**Exercise goal**
Copy each of the stored items below without any changes.

==== Input records

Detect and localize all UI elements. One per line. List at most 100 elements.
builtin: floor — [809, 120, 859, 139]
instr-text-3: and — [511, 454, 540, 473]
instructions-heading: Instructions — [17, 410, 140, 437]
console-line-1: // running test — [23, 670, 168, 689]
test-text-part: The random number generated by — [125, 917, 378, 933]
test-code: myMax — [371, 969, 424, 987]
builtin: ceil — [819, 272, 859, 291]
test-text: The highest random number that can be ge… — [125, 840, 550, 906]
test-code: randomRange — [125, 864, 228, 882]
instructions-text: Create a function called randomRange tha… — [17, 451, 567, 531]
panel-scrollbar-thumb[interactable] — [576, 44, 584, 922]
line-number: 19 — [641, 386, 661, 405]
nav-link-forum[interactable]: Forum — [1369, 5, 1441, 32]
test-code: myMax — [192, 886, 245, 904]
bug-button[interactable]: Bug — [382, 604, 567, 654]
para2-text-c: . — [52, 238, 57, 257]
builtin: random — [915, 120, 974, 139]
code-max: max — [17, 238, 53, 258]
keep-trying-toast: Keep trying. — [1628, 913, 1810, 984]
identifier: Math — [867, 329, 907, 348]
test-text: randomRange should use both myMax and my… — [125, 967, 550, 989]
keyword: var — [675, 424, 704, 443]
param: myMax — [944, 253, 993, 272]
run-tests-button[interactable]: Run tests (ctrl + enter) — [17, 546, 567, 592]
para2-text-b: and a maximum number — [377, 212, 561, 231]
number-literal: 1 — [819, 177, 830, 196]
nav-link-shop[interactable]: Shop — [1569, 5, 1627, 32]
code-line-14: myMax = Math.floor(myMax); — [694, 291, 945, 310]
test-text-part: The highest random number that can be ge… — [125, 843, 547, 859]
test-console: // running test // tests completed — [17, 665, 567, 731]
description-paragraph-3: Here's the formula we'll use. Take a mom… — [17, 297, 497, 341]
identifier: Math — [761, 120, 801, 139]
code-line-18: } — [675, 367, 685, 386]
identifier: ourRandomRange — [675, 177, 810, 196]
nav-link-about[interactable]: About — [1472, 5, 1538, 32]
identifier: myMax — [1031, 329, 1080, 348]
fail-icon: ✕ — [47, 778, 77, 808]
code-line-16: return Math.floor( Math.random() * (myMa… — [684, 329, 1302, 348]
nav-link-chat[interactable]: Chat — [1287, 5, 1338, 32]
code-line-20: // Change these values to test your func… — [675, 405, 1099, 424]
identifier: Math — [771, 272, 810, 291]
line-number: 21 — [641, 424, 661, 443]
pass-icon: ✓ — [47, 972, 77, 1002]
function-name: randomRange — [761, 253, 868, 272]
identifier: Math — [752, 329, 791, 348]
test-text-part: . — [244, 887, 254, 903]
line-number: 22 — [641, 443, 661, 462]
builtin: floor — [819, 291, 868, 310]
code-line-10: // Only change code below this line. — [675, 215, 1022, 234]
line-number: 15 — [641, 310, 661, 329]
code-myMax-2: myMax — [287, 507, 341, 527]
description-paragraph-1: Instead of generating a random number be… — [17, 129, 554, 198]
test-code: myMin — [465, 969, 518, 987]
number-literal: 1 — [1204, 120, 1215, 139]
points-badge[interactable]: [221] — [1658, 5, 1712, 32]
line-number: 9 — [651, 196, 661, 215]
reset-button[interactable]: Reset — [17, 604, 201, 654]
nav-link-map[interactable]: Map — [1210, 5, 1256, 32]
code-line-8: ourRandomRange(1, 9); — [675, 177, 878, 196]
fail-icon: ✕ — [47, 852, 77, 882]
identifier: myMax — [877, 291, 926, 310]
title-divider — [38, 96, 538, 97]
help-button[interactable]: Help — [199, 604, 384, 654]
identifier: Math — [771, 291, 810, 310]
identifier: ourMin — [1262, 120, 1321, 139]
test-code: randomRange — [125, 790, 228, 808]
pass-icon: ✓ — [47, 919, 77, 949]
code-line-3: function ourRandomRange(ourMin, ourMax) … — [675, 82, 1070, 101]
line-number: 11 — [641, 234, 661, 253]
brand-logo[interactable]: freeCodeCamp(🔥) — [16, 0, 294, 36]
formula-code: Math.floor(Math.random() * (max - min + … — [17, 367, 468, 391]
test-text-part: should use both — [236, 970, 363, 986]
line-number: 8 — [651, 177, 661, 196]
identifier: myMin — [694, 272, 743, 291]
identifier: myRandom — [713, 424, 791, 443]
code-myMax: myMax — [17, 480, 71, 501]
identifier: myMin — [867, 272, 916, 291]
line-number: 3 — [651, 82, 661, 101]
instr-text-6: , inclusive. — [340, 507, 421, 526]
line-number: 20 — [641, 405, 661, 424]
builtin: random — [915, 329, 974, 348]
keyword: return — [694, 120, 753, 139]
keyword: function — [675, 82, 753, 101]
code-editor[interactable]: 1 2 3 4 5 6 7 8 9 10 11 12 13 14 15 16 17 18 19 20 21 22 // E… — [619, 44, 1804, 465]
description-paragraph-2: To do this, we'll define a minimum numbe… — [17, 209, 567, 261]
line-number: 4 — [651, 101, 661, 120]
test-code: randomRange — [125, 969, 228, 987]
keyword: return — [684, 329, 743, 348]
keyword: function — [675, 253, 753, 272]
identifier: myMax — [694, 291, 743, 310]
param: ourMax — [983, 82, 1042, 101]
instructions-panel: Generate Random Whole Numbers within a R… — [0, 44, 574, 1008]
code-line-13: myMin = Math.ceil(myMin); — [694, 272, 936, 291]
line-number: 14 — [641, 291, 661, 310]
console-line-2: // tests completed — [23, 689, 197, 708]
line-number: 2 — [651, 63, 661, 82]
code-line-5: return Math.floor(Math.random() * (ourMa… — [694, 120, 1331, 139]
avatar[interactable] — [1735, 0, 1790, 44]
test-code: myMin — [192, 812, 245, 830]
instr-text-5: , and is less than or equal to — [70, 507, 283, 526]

========

**Exercise solution**
Detect and localize all UI elements. One per line. List at most 100 elements.
builtin: floor — [809, 120, 859, 139]
instr-text-3: and — [511, 454, 540, 473]
instructions-heading: Instructions — [17, 410, 140, 437]
console-line-1: // running test — [23, 670, 168, 689]
test-text-part: The random number generated by — [125, 917, 378, 933]
test-code: myMax — [371, 969, 424, 987]
builtin: ceil — [819, 272, 859, 291]
test-text: The highest random number that can be ge… — [125, 840, 550, 906]
test-code: randomRange — [125, 864, 228, 882]
instructions-text: Create a function called randomRange tha… — [17, 451, 567, 531]
panel-scrollbar-thumb[interactable] — [576, 44, 584, 922]
line-number: 19 — [641, 386, 661, 405]
nav-link-forum[interactable]: Forum — [1369, 5, 1441, 32]
test-code: myMax — [192, 886, 245, 904]
bug-button[interactable]: Bug — [382, 604, 567, 654]
para2-text-c: . — [52, 238, 57, 257]
builtin: random — [915, 120, 974, 139]
code-max: max — [17, 238, 53, 258]
keep-trying-toast: Keep trying. — [1628, 913, 1810, 984]
identifier: Math — [867, 329, 907, 348]
test-text: randomRange should use both myMax and my… — [125, 967, 550, 989]
keyword: var — [675, 424, 704, 443]
param: myMax — [944, 253, 993, 272]
run-tests-button[interactable]: Run tests (ctrl + enter) — [17, 546, 567, 592]
para2-text-b: and a maximum number — [377, 212, 561, 231]
number-literal: 1 — [819, 177, 830, 196]
nav-link-shop[interactable]: Shop — [1569, 5, 1627, 32]
code-line-14: myMax = Math.floor(myMax); — [694, 291, 945, 310]
test-text-part: The highest random number that can be ge… — [125, 843, 547, 859]
test-console: // running test // tests completed — [17, 665, 567, 731]
description-paragraph-3: Here's the formula we'll use. Take a mom… — [17, 297, 497, 341]
identifier: Math — [761, 120, 801, 139]
code-line-18: } — [675, 367, 685, 386]
identifier: ourRandomRange — [675, 177, 810, 196]
nav-link-about[interactable]: About — [1472, 5, 1538, 32]
identifier: myMax — [1031, 329, 1080, 348]
fail-icon: ✕ — [47, 778, 77, 808]
code-line-16: return Math.floor( Math.random() * (myMa… — [684, 329, 1302, 348]
nav-link-chat[interactable]: Chat — [1287, 5, 1338, 32]
code-line-20: // Change these values to test your func… — [675, 405, 1099, 424]
identifier: Math — [771, 272, 810, 291]
line-number: 21 — [641, 424, 661, 443]
pass-icon: ✓ — [47, 972, 77, 1002]
function-name: randomRange — [761, 253, 868, 272]
identifier: Math — [752, 329, 791, 348]
test-text-part: . — [244, 887, 254, 903]
line-number: 22 — [641, 443, 661, 462]
builtin: floor — [819, 291, 868, 310]
code-line-10: // Only change code below this line. — [675, 215, 1022, 234]
line-number: 15 — [641, 310, 661, 329]
code-myMax-2: myMax — [287, 507, 341, 527]
description-paragraph-1: Instead of generating a random number be… — [17, 129, 554, 198]
test-code: myMin — [465, 969, 518, 987]
number-literal: 1 — [1204, 120, 1215, 139]
points-badge[interactable]: [221] — [1658, 5, 1712, 32]
line-number: 9 — [651, 196, 661, 215]
reset-button[interactable]: Reset — [17, 604, 201, 654]
nav-link-map[interactable]: Map — [1210, 5, 1256, 32]
code-line-8: ourRandomRange(1, 9); — [675, 177, 878, 196]
fail-icon: ✕ — [47, 852, 77, 882]
identifier: myMax — [877, 291, 926, 310]
title-divider — [38, 96, 538, 97]
help-button[interactable]: Help — [199, 604, 384, 654]
identifier: Math — [771, 291, 810, 310]
identifier: ourMin — [1262, 120, 1321, 139]
test-code: randomRange — [125, 790, 228, 808]
pass-icon: ✓ — [47, 919, 77, 949]
code-line-3: function ourRandomRange(ourMin, ourMax) … — [675, 82, 1070, 101]
line-number: 11 — [641, 234, 661, 253]
brand-logo[interactable]: freeCodeCamp(🔥) — [16, 0, 294, 36]
formula-code: Math.floor(Math.random() * (max - min + … — [17, 367, 468, 391]
test-text-part: should use both — [236, 970, 363, 986]
line-number: 8 — [651, 177, 661, 196]
identifier: myMin — [694, 272, 743, 291]
identifier: myRandom — [713, 424, 791, 443]
code-myMax: myMax — [17, 480, 71, 501]
identifier: myMin — [867, 272, 916, 291]
line-number: 3 — [651, 82, 661, 101]
instr-text-6: , inclusive. — [340, 507, 421, 526]
line-number: 20 — [641, 405, 661, 424]
builtin: random — [915, 329, 974, 348]
keyword: return — [694, 120, 753, 139]
keyword: function — [675, 82, 753, 101]
code-editor[interactable]: 1 2 3 4 5 6 7 8 9 10 11 12 13 14 15 16 17 18 19 20 21 22 // E… — [619, 44, 1804, 465]
description-paragraph-2: To do this, we'll define a minimum numbe… — [17, 209, 567, 261]
line-number: 4 — [651, 101, 661, 120]
test-code: randomRange — [125, 969, 228, 987]
keyword: return — [684, 329, 743, 348]
keyword: function — [675, 253, 753, 272]
identifier: myMax — [694, 291, 743, 310]
param: ourMax — [983, 82, 1042, 101]
instructions-panel: Generate Random Whole Numbers within a R… — [0, 44, 574, 1008]
code-line-13: myMin = Math.ceil(myMin); — [694, 272, 936, 291]
line-number: 14 — [641, 291, 661, 310]
console-line-2: // tests completed — [23, 689, 197, 708]
line-number: 2 — [651, 63, 661, 82]
code-line-5: return Math.floor(Math.random() * (ourMa… — [694, 120, 1331, 139]
avatar[interactable] — [1735, 0, 1790, 44]
test-code: myMin — [192, 812, 245, 830]
instr-text-5: , and is less than or equal to — [70, 507, 283, 526]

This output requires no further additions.